▶ Instruction
Below are some entries. Output each one exactly as it appears.

[Dataset items]
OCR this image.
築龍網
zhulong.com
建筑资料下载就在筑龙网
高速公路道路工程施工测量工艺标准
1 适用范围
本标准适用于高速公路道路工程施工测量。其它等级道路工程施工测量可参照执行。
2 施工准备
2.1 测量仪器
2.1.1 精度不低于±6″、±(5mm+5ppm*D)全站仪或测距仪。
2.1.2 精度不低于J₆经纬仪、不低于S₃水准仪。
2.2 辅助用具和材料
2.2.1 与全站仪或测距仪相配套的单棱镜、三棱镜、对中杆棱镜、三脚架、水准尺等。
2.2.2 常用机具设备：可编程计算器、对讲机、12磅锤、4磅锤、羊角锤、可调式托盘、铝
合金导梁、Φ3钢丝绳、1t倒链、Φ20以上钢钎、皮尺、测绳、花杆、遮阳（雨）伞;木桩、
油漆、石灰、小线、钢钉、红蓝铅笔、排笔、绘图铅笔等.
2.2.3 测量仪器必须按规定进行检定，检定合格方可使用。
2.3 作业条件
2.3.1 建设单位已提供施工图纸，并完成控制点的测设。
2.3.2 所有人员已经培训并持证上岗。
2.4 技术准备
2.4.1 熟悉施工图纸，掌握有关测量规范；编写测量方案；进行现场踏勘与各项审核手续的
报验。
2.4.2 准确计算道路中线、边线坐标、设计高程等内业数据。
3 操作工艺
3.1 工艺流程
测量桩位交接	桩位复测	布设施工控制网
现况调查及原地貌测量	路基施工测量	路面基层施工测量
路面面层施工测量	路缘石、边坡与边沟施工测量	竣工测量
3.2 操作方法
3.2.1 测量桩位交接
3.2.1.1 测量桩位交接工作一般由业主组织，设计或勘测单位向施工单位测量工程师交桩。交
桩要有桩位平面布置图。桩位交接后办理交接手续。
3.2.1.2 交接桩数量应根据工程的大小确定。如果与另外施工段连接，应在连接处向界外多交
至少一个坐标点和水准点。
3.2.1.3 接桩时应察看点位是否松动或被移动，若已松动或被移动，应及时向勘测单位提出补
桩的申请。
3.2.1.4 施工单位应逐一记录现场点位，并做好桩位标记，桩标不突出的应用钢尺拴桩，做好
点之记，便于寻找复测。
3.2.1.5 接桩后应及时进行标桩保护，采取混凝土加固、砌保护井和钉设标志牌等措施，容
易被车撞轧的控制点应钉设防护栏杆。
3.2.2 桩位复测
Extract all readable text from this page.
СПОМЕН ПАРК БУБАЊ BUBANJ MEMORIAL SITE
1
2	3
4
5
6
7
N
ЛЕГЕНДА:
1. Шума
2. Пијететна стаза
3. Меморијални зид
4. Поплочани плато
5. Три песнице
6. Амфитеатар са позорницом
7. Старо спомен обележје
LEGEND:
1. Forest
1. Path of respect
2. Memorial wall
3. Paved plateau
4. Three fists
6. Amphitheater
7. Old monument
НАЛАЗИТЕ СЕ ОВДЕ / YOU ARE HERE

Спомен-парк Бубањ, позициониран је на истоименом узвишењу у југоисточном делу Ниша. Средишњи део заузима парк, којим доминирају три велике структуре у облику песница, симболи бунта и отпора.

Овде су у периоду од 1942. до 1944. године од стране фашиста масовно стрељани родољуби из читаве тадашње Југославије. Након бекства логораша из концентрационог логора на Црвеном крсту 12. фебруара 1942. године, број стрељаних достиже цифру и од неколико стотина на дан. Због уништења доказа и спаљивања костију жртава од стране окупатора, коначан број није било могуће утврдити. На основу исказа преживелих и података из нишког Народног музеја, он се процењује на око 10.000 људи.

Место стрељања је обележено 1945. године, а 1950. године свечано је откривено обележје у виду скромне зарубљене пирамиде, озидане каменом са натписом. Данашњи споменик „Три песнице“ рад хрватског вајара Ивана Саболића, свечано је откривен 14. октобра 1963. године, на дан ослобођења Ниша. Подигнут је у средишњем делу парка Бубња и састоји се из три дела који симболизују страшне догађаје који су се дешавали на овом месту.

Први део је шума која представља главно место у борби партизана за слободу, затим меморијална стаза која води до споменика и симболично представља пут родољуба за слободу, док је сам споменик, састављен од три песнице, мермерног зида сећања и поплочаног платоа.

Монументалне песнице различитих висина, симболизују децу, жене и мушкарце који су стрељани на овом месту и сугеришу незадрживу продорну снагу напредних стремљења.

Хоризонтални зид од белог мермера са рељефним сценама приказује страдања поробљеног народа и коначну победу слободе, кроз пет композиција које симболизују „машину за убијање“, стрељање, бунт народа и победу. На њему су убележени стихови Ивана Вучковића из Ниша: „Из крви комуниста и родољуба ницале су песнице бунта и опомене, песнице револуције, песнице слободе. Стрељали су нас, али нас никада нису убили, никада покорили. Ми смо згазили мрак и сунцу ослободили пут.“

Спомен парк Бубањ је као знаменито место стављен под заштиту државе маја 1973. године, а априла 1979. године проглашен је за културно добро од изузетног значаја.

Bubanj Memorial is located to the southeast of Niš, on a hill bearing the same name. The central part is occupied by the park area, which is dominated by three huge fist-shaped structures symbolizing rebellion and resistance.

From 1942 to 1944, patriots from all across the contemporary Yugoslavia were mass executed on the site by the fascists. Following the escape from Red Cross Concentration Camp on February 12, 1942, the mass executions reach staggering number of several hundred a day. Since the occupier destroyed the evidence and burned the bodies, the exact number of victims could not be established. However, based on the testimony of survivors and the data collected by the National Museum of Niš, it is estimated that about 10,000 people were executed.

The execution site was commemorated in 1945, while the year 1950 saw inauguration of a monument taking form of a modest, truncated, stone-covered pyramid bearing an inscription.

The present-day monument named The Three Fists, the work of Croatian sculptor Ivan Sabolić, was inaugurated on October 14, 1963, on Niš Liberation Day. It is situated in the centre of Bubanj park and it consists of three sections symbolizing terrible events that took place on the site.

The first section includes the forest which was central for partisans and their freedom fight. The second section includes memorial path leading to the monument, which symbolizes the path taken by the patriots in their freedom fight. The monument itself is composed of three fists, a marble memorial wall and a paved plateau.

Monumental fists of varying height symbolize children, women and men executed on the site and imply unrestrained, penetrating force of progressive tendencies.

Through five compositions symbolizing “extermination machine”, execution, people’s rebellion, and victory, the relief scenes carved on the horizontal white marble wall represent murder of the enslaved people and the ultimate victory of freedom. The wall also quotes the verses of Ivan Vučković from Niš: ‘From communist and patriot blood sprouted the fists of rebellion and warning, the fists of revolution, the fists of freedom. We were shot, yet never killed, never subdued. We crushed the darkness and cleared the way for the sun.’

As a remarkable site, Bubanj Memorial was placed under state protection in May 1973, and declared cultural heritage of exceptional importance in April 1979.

▶ Reply
OCR this image.
築龍網
zhulong.com
建筑资料下载就在筑龙网
高速公路道路工程施工测量工艺标准
1 适用范围
本标准适用于高速公路道路工程施工测量。其它等级道路工程施工测量可参照执行。
2 施工准备
2.1 测量仪器
2.1.1 精度不低于±6″、±(5mm+5ppm*D)全站仪或测距仪。
2.1.2 精度不低于J₆经纬仪、不低于S₃水准仪。
2.2 辅助用具和材料
2.2.1 与全站仪或测距仪相配套的单棱镜、三棱镜、对中杆棱镜、三脚架、水准尺等。
2.2.2 常用机具设备：可编程计算器、对讲机、12磅锤、4磅锤、羊角锤、可调式托盘、铝
合金导梁、Φ3钢丝绳、1t倒链、Φ20以上钢钎、皮尺、测绳、花杆、遮阳（雨）伞;木桩、
油漆、石灰、小线、钢钉、红蓝铅笔、排笔、绘图铅笔等.
2.2.3 测量仪器必须按规定进行检定，检定合格方可使用。
2.3 作业条件
2.3.1 建设单位已提供施工图纸，并完成控制点的测设。
2.3.2 所有人员已经培训并持证上岗。
2.4 技术准备
2.4.1 熟悉施工图纸，掌握有关测量规范；编写测量方案；进行现场踏勘与各项审核手续的
报验。
2.4.2 准确计算道路中线、边线坐标、设计高程等内业数据。
3 操作工艺
3.1 工艺流程
测量桩位交接	桩位复测	布设施工控制网
现况调查及原地貌测量	路基施工测量	路面基层施工测量
路面面层施工测量	路缘石、边坡与边沟施工测量	竣工测量
3.2 操作方法
3.2.1 测量桩位交接
3.2.1.1 测量桩位交接工作一般由业主组织，设计或勘测单位向施工单位测量工程师交桩。交
桩要有桩位平面布置图。桩位交接后办理交接手续。
3.2.1.2 交接桩数量应根据工程的大小确定。如果与另外施工段连接，应在连接处向界外多交
至少一个坐标点和水准点。
3.2.1.3 接桩时应察看点位是否松动或被移动，若已松动或被移动，应及时向勘测单位提出补
桩的申请。
3.2.1.4 施工单位应逐一记录现场点位，并做好桩位标记，桩标不突出的应用钢尺拴桩，做好
点之记，便于寻找复测。
3.2.1.5 接桩后应及时进行标桩保护，采取混凝土加固、砌保护井和钉设标志牌等措施，容
易被车撞轧的控制点应钉设防护栏杆。
3.2.2 桩位复测
Extract all readable text from this page.
СПОМЕН ПАРК БУБАЊ BUBANJ MEMORIAL SITE
1
2	3
4
5
6
7
N
ЛЕГЕНДА:
1. Шума
2. Пијететна стаза
3. Меморијални зид
4. Поплочани плато
5. Три песнице
6. Амфитеатар са позорницом
7. Старо спомен обележје
LEGEND:
1. Forest
1. Path of respect
2. Memorial wall
3. Paved plateau
4. Three fists
6. Amphitheater
7. Old monument
НАЛАЗИТЕ СЕ ОВДЕ / YOU ARE HERE

Спомен-парк Бубањ, позициониран је на истоименом узвишењу у југоисточном делу Ниша. Средишњи део заузима парк, којим доминирају три велике структуре у облику песница, симболи бунта и отпора.

Овде су у периоду од 1942. до 1944. године од стране фашиста масовно стрељани родољуби из читаве тадашње Југославије. Након бекства логораша из концентрационог логора на Црвеном крсту 12. фебруара 1942. године, број стрељаних достиже цифру и од неколико стотина на дан. Због уништења доказа и спаљивања костију жртава од стране окупатора, коначан број није било могуће утврдити. На основу исказа преживелих и података из нишког Народног музеја, он се процењује на око 10.000 људи.

Место стрељања је обележено 1945. године, а 1950. године свечано је откривено обележје у виду скромне зарубљене пирамиде, озидане каменом са натписом. Данашњи споменик „Три песнице“ рад хрватског вајара Ивана Саболића, свечано је откривен 14. октобра 1963. године, на дан ослобођења Ниша. Подигнут је у средишњем делу парка Бубња и састоји се из три дела који симболизују страшне догађаје који су се дешавали на овом месту.

Први део је шума која представља главно место у борби партизана за слободу, затим меморијална стаза која води до споменика и симболично представља пут родољуба за слободу, док је сам споменик, састављен од три песнице, мермерног зида сећања и поплочаног платоа.

Монументалне песнице различитих висина, симболизују децу, жене и мушкарце који су стрељани на овом месту и сугеришу незадрживу продорну снагу напредних стремљења.

Хоризонтални зид од белог мермера са рељефним сценама приказује страдања поробљеног народа и коначну победу слободе, кроз пет композиција које симболизују „машину за убијање“, стрељање, бунт народа и победу. На њему су убележени стихови Ивана Вучковића из Ниша: „Из крви комуниста и родољуба ницале су песнице бунта и опомене, песнице револуције, песнице слободе. Стрељали су нас, али нас никада нису убили, никада покорили. Ми смо згазили мрак и сунцу ослободили пут.“

Спомен парк Бубањ је као знаменито место стављен под заштиту државе маја 1973. године, а априла 1979. године проглашен је за културно добро од изузетног значаја.

Bubanj Memorial is located to the southeast of Niš, on a hill bearing the same name. The central part is occupied by the park area, which is dominated by three huge fist-shaped structures symbolizing rebellion and resistance.

From 1942 to 1944, patriots from all across the contemporary Yugoslavia were mass executed on the site by the fascists. Following the escape from Red Cross Concentration Camp on February 12, 1942, the mass executions reach staggering number of several hundred a day. Since the occupier destroyed the evidence and burned the bodies, the exact number of victims could not be established. However, based on the testimony of survivors and the data collected by the National Museum of Niš, it is estimated that about 10,000 people were executed.

The execution site was commemorated in 1945, while the year 1950 saw inauguration of a monument taking form of a modest, truncated, stone-covered pyramid bearing an inscription.

The present-day monument named The Three Fists, the work of Croatian sculptor Ivan Sabolić, was inaugurated on October 14, 1963, on Niš Liberation Day. It is situated in the centre of Bubanj park and it consists of three sections symbolizing terrible events that took place on the site.

The first section includes the forest which was central for partisans and their freedom fight. The second section includes memorial path leading to the monument, which symbolizes the path taken by the patriots in their freedom fight. The monument itself is composed of three fists, a marble memorial wall and a paved plateau.

Monumental fists of varying height symbolize children, women and men executed on the site and imply unrestrained, penetrating force of progressive tendencies.

Through five compositions symbolizing “extermination machine”, execution, people’s rebellion, and victory, the relief scenes carved on the horizontal white marble wall represent murder of the enslaved people and the ultimate victory of freedom. The wall also quotes the verses of Ivan Vučković from Niš: ‘From communist and patriot blood sprouted the fists of rebellion and warning, the fists of revolution, the fists of freedom. We were shot, yet never killed, never subdued. We crushed the darkness and cleared the way for the sun.’

As a remarkable site, Bubanj Memorial was placed under state protection in May 1973, and declared cultural heritage of exceptional importance in April 1979.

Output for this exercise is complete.